>> START Material provided
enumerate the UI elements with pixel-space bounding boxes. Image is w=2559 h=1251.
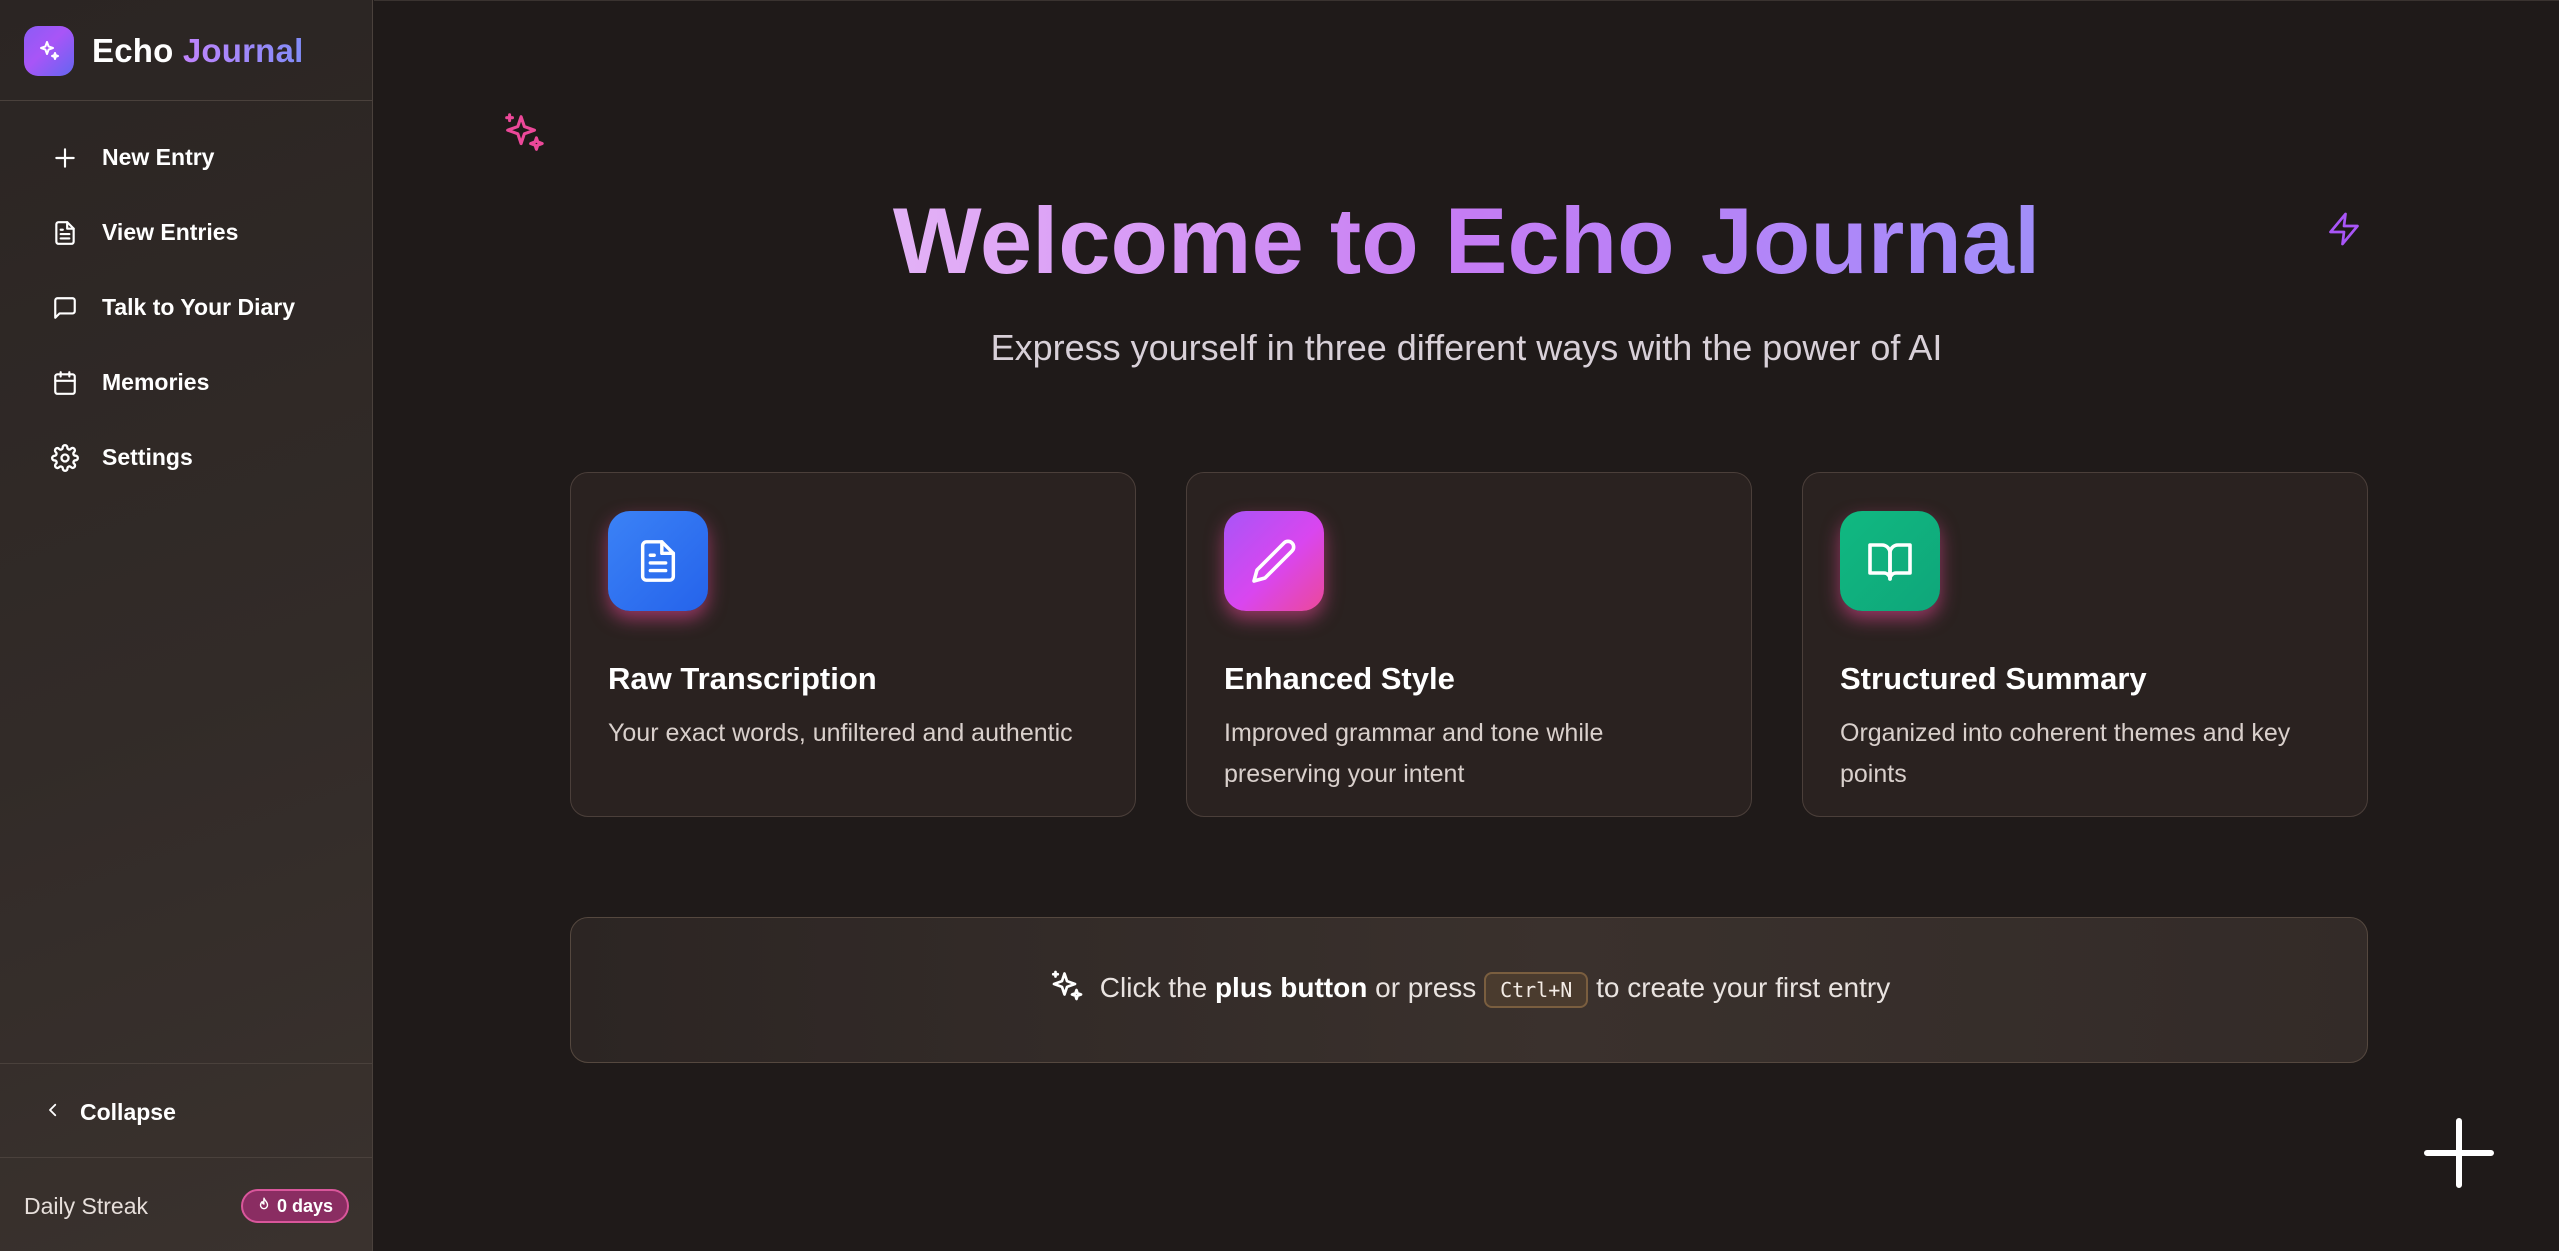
chevron-left-icon <box>44 1099 62 1126</box>
sidebar-divider <box>0 1157 372 1158</box>
hint-middle: or press <box>1375 972 1477 1003</box>
sparkles-icon <box>500 111 546 157</box>
sparkles-icon <box>1048 969 1084 1012</box>
sidebar-item-view-entries[interactable]: View Entries <box>24 195 349 270</box>
streak-label: Daily Streak <box>24 1192 148 1219</box>
card-title: Enhanced Style <box>1224 661 1455 696</box>
page-title: Welcome to Echo Journal <box>374 186 2559 296</box>
brand[interactable]: Echo Journal <box>24 24 303 78</box>
sidebar: Echo Journal New Entry View Entries Talk… <box>0 0 373 1251</box>
sidebar-item-label: Settings <box>102 444 193 470</box>
hint-bold: plus button <box>1214 972 1368 1003</box>
pencil-icon <box>1224 511 1324 611</box>
sidebar-item-label: New Entry <box>102 144 215 170</box>
page-subtitle: Express yourself in three different ways… <box>990 327 1943 368</box>
feature-card-enhanced-style: Enhanced Style Improved grammar and tone… <box>1186 472 1752 817</box>
feature-cards: Raw Transcription Your exact words, unfi… <box>570 472 2368 817</box>
feature-card-structured-summary: Structured Summary Organized into cohere… <box>1802 472 2368 817</box>
sparkles-logo-icon <box>24 26 74 76</box>
collapse-button[interactable]: Collapse <box>24 1082 349 1142</box>
hint-text: Click the plus button or press Ctrl+N to… <box>1100 972 1890 1008</box>
app-name-part2: Journal <box>182 32 304 69</box>
document-icon <box>608 511 708 611</box>
app-window: Echo Journal New Entry View Entries Talk… <box>0 0 2559 1251</box>
collapse-label: Collapse <box>80 1098 176 1125</box>
card-description: Your exact words, unfiltered and authent… <box>608 719 1073 747</box>
sidebar-item-label: Talk to Your Diary <box>102 294 295 320</box>
card-description: Improved grammar and tone while preservi… <box>1224 719 1604 788</box>
get-started-hint: Click the plus button or press Ctrl+N to… <box>570 917 2368 1063</box>
sidebar-item-new-entry[interactable]: New Entry <box>24 120 349 195</box>
flame-icon <box>257 1196 271 1217</box>
card-title: Raw Transcription <box>608 661 877 696</box>
feature-card-raw-transcription: Raw Transcription Your exact words, unfi… <box>570 472 1136 817</box>
app-name-part1: Echo <box>92 32 174 69</box>
hint-suffix: to create your first entry <box>1596 972 1891 1003</box>
sidebar-item-label: View Entries <box>102 219 239 245</box>
daily-streak: Daily Streak 0 days <box>24 1184 349 1228</box>
card-title: Structured Summary <box>1840 661 2147 696</box>
add-entry-button[interactable] <box>2423 1117 2495 1189</box>
book-open-icon <box>1840 511 1940 611</box>
calendar-icon <box>50 368 80 398</box>
streak-badge: 0 days <box>240 1189 349 1223</box>
sidebar-item-talk-to-diary[interactable]: Talk to Your Diary <box>24 270 349 345</box>
sidebar-item-memories[interactable]: Memories <box>24 345 349 420</box>
sidebar-divider <box>0 1063 372 1064</box>
file-text-icon <box>50 218 80 248</box>
app-name: Echo Journal <box>92 32 303 70</box>
sidebar-item-settings[interactable]: Settings <box>24 420 349 495</box>
sidebar-divider <box>0 100 372 101</box>
gear-icon <box>50 443 80 473</box>
sidebar-item-label: Memories <box>102 369 210 395</box>
streak-value: 0 days <box>276 1195 333 1216</box>
sidebar-nav: New Entry View Entries Talk to Your Diar… <box>24 120 349 495</box>
keyboard-shortcut: Ctrl+N <box>1484 972 1589 1008</box>
plus-icon <box>2424 1118 2494 1188</box>
plus-icon <box>50 143 80 173</box>
hint-prefix: Click the <box>1099 972 1208 1003</box>
card-description: Organized into coherent themes and key p… <box>1840 719 2291 788</box>
main-content: Welcome to Echo Journal Express yourself… <box>374 0 2559 1251</box>
message-square-icon <box>50 293 80 323</box>
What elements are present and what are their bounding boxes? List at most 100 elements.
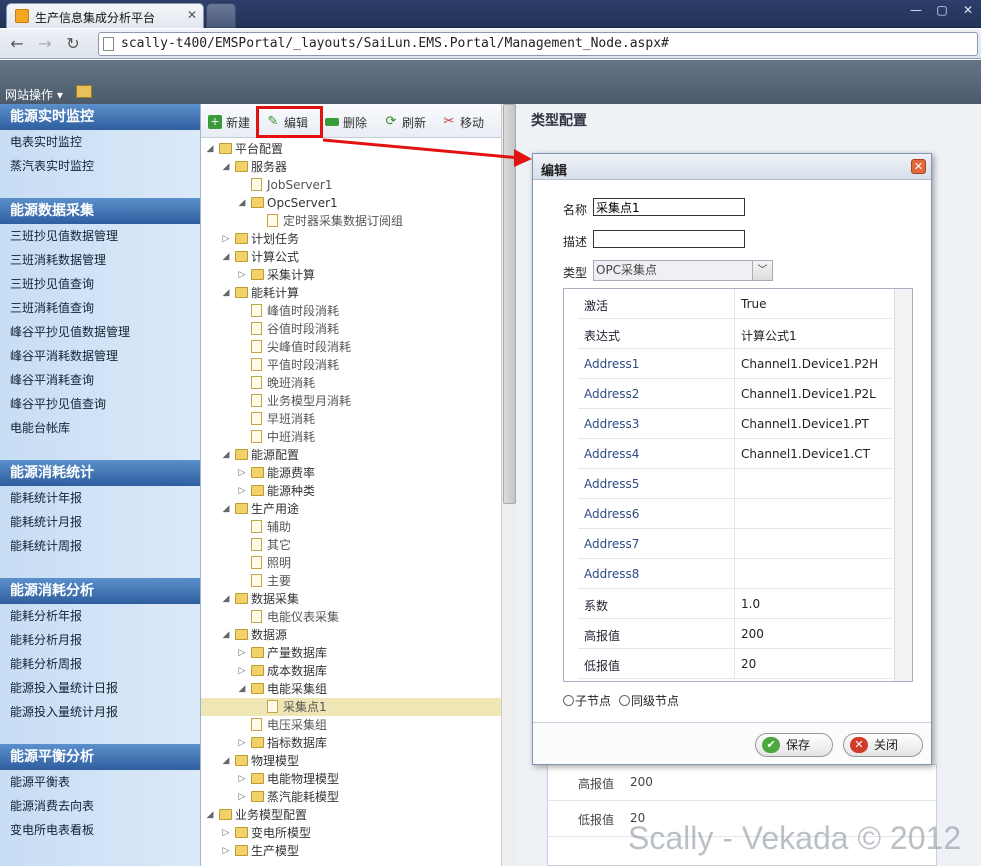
tree-node[interactable]: ▷ 生产模型	[201, 842, 501, 860]
property-row[interactable]: 系数 1.0	[578, 589, 892, 619]
property-value[interactable]: 200	[734, 619, 892, 649]
expand-icon[interactable]: ▷	[221, 842, 231, 860]
nav-item[interactable]: 峰谷平抄见值查询	[0, 392, 200, 416]
nav-section-header[interactable]: 能源平衡分析	[0, 744, 200, 770]
move-button[interactable]: ✂ 移动	[442, 113, 484, 131]
property-grid-scrollbar[interactable]	[894, 289, 912, 681]
nav-item[interactable]: 峰谷平消耗数据管理	[0, 344, 200, 368]
collapse-icon[interactable]: ◢	[221, 248, 231, 266]
property-row[interactable]: 低报值 20	[578, 649, 892, 679]
collapse-icon[interactable]: ◢	[221, 284, 231, 302]
tree-node[interactable]: ◢ 能耗计算	[201, 284, 501, 302]
tree-node[interactable]: 尖峰值时段消耗	[201, 338, 501, 356]
property-row[interactable]: Address2 Channel1.Device1.P2L	[578, 379, 892, 409]
tree-node[interactable]: ▷ 产量数据库	[201, 644, 501, 662]
nav-item[interactable]: 能耗统计年报	[0, 486, 200, 510]
property-value[interactable]: Channel1.Device1.P2L	[734, 379, 892, 409]
nav-item[interactable]: 电能台帐库	[0, 416, 200, 440]
maximize-icon[interactable]: ▢	[929, 0, 955, 20]
collapse-icon[interactable]: ◢	[205, 806, 215, 824]
nav-item[interactable]: 能耗分析月报	[0, 628, 200, 652]
nav-item[interactable]: 变电所电表看板	[0, 818, 200, 842]
collapse-icon[interactable]: ◢	[221, 590, 231, 608]
property-value[interactable]: 1.0	[734, 589, 892, 619]
property-row[interactable]: Address4 Channel1.Device1.CT	[578, 439, 892, 469]
tree-node[interactable]: ▷ 计划任务	[201, 230, 501, 248]
nav-section-header[interactable]: 能源数据采集	[0, 198, 200, 224]
tree-node[interactable]: ◢ 业务模型配置	[201, 806, 501, 824]
close-window-icon[interactable]: ✕	[955, 0, 981, 20]
property-value[interactable]	[734, 559, 892, 589]
tree-node[interactable]: 定时器采集数据订阅组	[201, 212, 501, 230]
nav-item[interactable]: 能源平衡表	[0, 770, 200, 794]
property-row[interactable]: Address7	[578, 529, 892, 559]
save-button[interactable]: ✔ 保存	[755, 733, 833, 757]
tree-node[interactable]: 照明	[201, 554, 501, 572]
new-tab-button[interactable]	[206, 3, 236, 28]
collapse-icon[interactable]: ◢	[221, 446, 231, 464]
property-value[interactable]	[734, 469, 892, 499]
tree-node[interactable]: ◢ 电能采集组	[201, 680, 501, 698]
back-arrow-icon[interactable]: ←	[6, 33, 28, 55]
tree-scrollbar-thumb[interactable]	[503, 104, 516, 504]
browser-tab-active[interactable]: 生产信息集成分析平台 ✕	[6, 3, 204, 28]
tree-node[interactable]: 峰值时段消耗	[201, 302, 501, 320]
forward-arrow-icon[interactable]: →	[34, 33, 56, 55]
property-row[interactable]: 高报值 200	[578, 619, 892, 649]
expand-icon[interactable]: ▷	[237, 644, 247, 662]
property-row[interactable]: Address8	[578, 559, 892, 589]
tree-node[interactable]: 辅助	[201, 518, 501, 536]
nav-item[interactable]: 峰谷平抄见值数据管理	[0, 320, 200, 344]
delete-button[interactable]: 删除	[325, 113, 367, 131]
tree-scrollbar[interactable]	[501, 104, 517, 866]
collapse-icon[interactable]: ◢	[237, 194, 247, 212]
sibling-node-radio[interactable]	[619, 695, 631, 706]
collapse-icon[interactable]: ◢	[205, 140, 215, 158]
tree-node[interactable]: ▷ 成本数据库	[201, 662, 501, 680]
dialog-close-icon[interactable]: ✕	[911, 159, 926, 174]
name-input[interactable]	[593, 198, 745, 216]
nav-item[interactable]: 三班消耗值查询	[0, 296, 200, 320]
property-row[interactable]: 激活 True	[578, 289, 892, 319]
nav-item[interactable]: 能耗统计月报	[0, 510, 200, 534]
expand-icon[interactable]: ▷	[237, 788, 247, 806]
folder-up-icon[interactable]	[76, 85, 92, 98]
url-input[interactable]: scally-t400/EMSPortal/_layouts/SaiLun.EM…	[98, 32, 978, 56]
nav-item[interactable]: 能源投入量统计月报	[0, 700, 200, 724]
property-value[interactable]: Channel1.Device1.P2H	[734, 349, 892, 379]
site-actions-menu[interactable]: 网站操作 ▾	[5, 86, 63, 103]
reload-icon[interactable]: ↻	[62, 33, 84, 55]
tree-node[interactable]: ◢ 数据源	[201, 626, 501, 644]
collapse-icon[interactable]: ◢	[221, 500, 231, 518]
property-value[interactable]: Channel1.Device1.CT	[734, 439, 892, 469]
nav-item[interactable]: 蒸汽表实时监控	[0, 154, 200, 178]
expand-icon[interactable]: ▷	[221, 230, 231, 248]
expand-icon[interactable]: ▷	[221, 824, 231, 842]
collapse-icon[interactable]: ◢	[237, 680, 247, 698]
tree-node[interactable]: 其它	[201, 536, 501, 554]
property-row[interactable]: Address5	[578, 469, 892, 499]
nav-item[interactable]: 三班抄见值查询	[0, 272, 200, 296]
child-node-radio[interactable]	[563, 695, 574, 706]
tree-node[interactable]: ◢ 物理模型	[201, 752, 501, 770]
nav-item[interactable]: 能耗分析年报	[0, 604, 200, 628]
dialog-header[interactable]: 编辑 ✕	[533, 154, 931, 180]
property-value[interactable]: 计算公式1	[734, 319, 892, 349]
nav-item[interactable]: 能耗分析周报	[0, 652, 200, 676]
tree-node[interactable]: ◢ 服务器	[201, 158, 501, 176]
property-value[interactable]: 20	[734, 649, 892, 679]
tree-node[interactable]: ▷ 能源种类	[201, 482, 501, 500]
tree-node[interactable]: 平值时段消耗	[201, 356, 501, 374]
tree-node[interactable]: ◢ 计算公式	[201, 248, 501, 266]
expand-icon[interactable]: ▷	[237, 662, 247, 680]
property-row[interactable]: Address3 Channel1.Device1.PT	[578, 409, 892, 439]
tree-node[interactable]: ◢ 生产用途	[201, 500, 501, 518]
expand-icon[interactable]: ▷	[237, 482, 247, 500]
property-value[interactable]: Channel1.Device1.PT	[734, 409, 892, 439]
nav-section-header[interactable]: 能源实时监控	[0, 104, 200, 130]
tree-node[interactable]: ▷ 指标数据库	[201, 734, 501, 752]
description-input[interactable]	[593, 230, 745, 248]
nav-item[interactable]: 峰谷平消耗查询	[0, 368, 200, 392]
expand-icon[interactable]: ▷	[237, 464, 247, 482]
nav-item[interactable]: 能源投入量统计日报	[0, 676, 200, 700]
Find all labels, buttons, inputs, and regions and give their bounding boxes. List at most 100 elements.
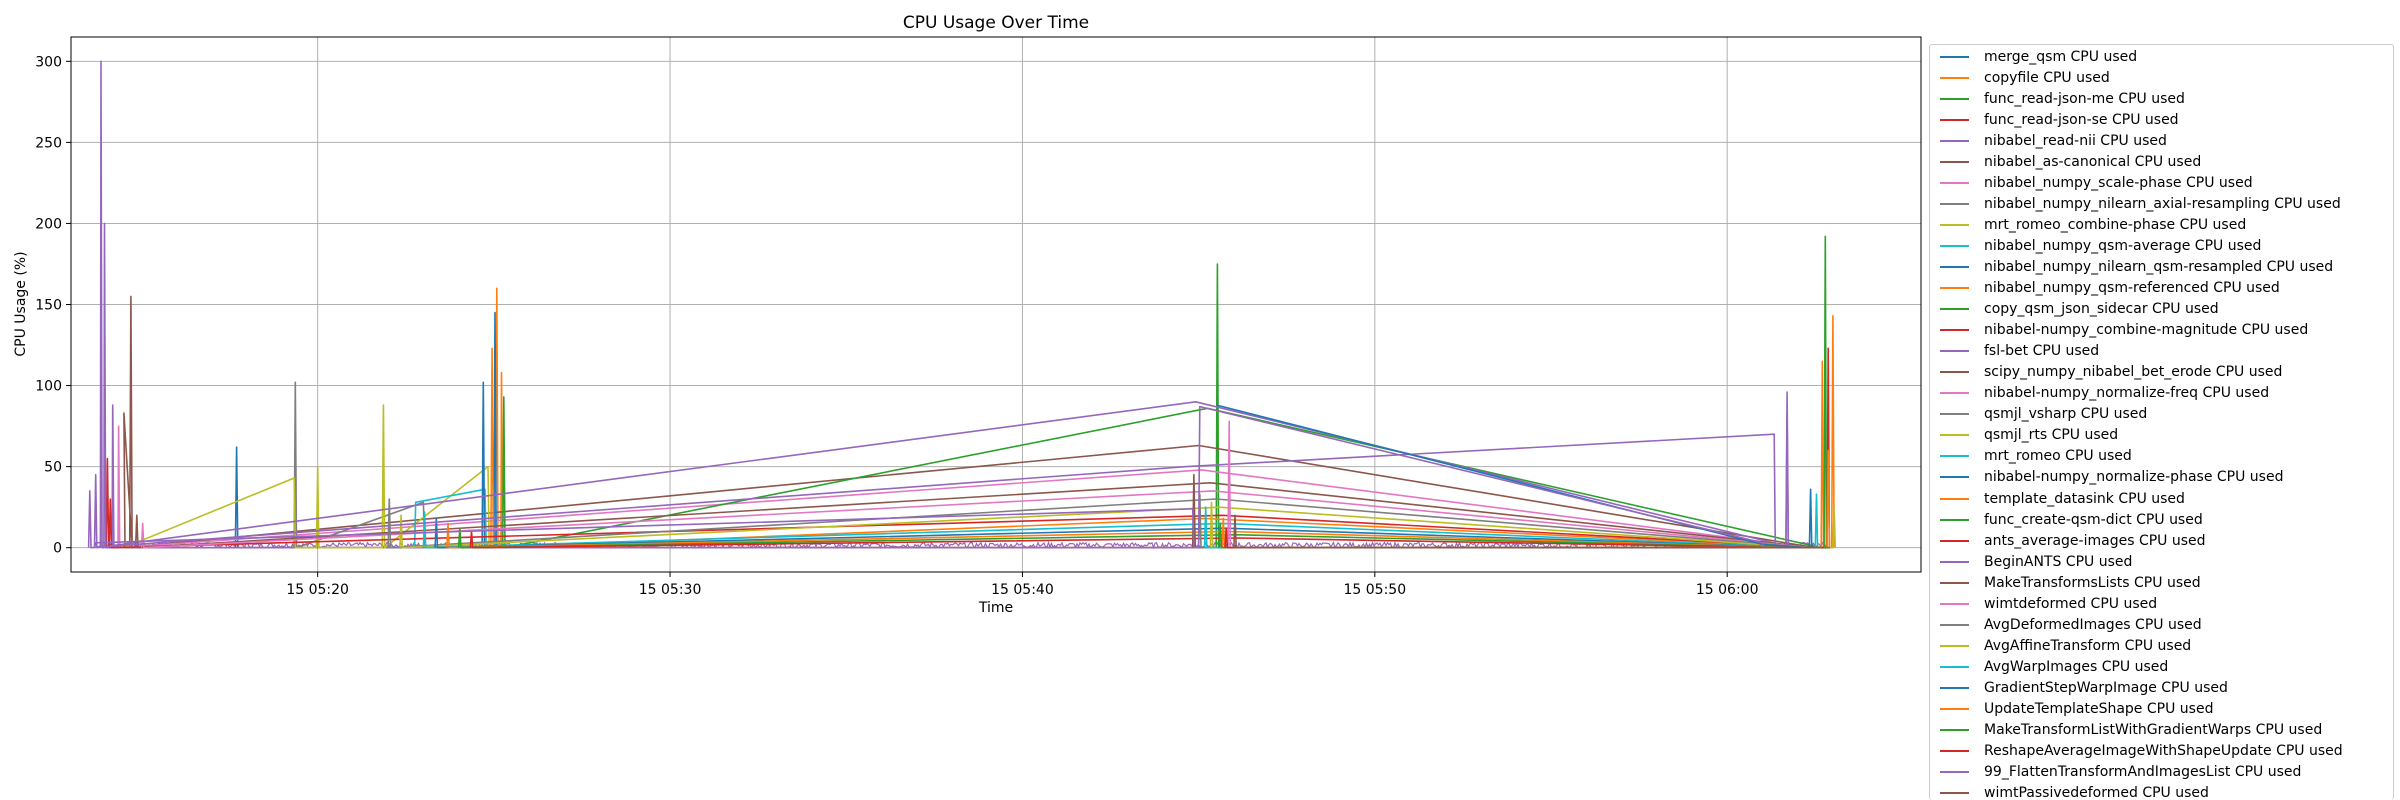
>> END Material provided
- Instruction -
Rewrite the records from the line with "842, 501, 860]" to the line with "733, 833, 757]" as a numbered list, including both of those lines and leaving out any blank lines.

- Output of the exercise -
1. tree-node[interactable]: ▷ 生产模型	[201, 842, 501, 860]
2. property-row[interactable]: 系数 1.0	[578, 589, 892, 619]
3. property-value[interactable]: 200	[734, 619, 892, 649]
4. expand-icon[interactable]: ▷	[221, 842, 231, 860]
5. nav-item[interactable]: 峰谷平抄见值查询	[0, 392, 200, 416]
6. nav-section-header[interactable]: 能源平衡分析	[0, 744, 200, 770]
7. move-button[interactable]: ✂ 移动	[442, 113, 484, 131]
8. property-grid-scrollbar[interactable]	[894, 289, 912, 681]
9. nav-item[interactable]: 峰谷平消耗数据管理	[0, 344, 200, 368]
10. collapse-icon[interactable]: ◢	[221, 248, 231, 266]
11. property-row[interactable]: 低报值 20	[578, 649, 892, 679]
12. collapse-icon[interactable]: ◢	[221, 284, 231, 302]
13. tree-node[interactable]: ◢ 能耗计算	[201, 284, 501, 302]
14. tree-node[interactable]: 尖峰值时段消耗	[201, 338, 501, 356]
15. property-row[interactable]: Address2 Channel1.Device1.P2L	[578, 379, 892, 409]
16. tree-node[interactable]: ▷ 产量数据库	[201, 644, 501, 662]
17. nav-item[interactable]: 能耗统计年报	[0, 486, 200, 510]
18. property-value[interactable]: Channel1.Device1.P2L	[734, 379, 892, 409]
19. nav-item[interactable]: 电能台帐库	[0, 416, 200, 440]
20. maximize-icon[interactable]: ▢	[929, 0, 955, 20]
21. collapse-icon[interactable]: ◢	[205, 806, 215, 824]
22. nav-item[interactable]: 能耗分析月报	[0, 628, 200, 652]
23. nav-item[interactable]: 变电所电表看板	[0, 818, 200, 842]
24. collapse-icon[interactable]: ◢	[221, 590, 231, 608]
25. property-value[interactable]: 1.0	[734, 589, 892, 619]
26. property-row[interactable]: Address4 Channel1.Device1.CT	[578, 439, 892, 469]
27. tree-node[interactable]: ▷ 计划任务	[201, 230, 501, 248]
28. nav-section-header[interactable]: 能源数据采集	[0, 198, 200, 224]
29. tree-node[interactable]: ◢ 业务模型配置	[201, 806, 501, 824]
30. close-window-icon[interactable]: ✕	[955, 0, 981, 20]
31. property-value[interactable]	[734, 559, 892, 589]
32. tree-node[interactable]: 定时器采集数据订阅组	[201, 212, 501, 230]
33. nav-item[interactable]: 能源平衡表	[0, 770, 200, 794]
34. property-row[interactable]: Address7	[578, 529, 892, 559]
35. save-button[interactable]: ✔ 保存	[755, 733, 833, 757]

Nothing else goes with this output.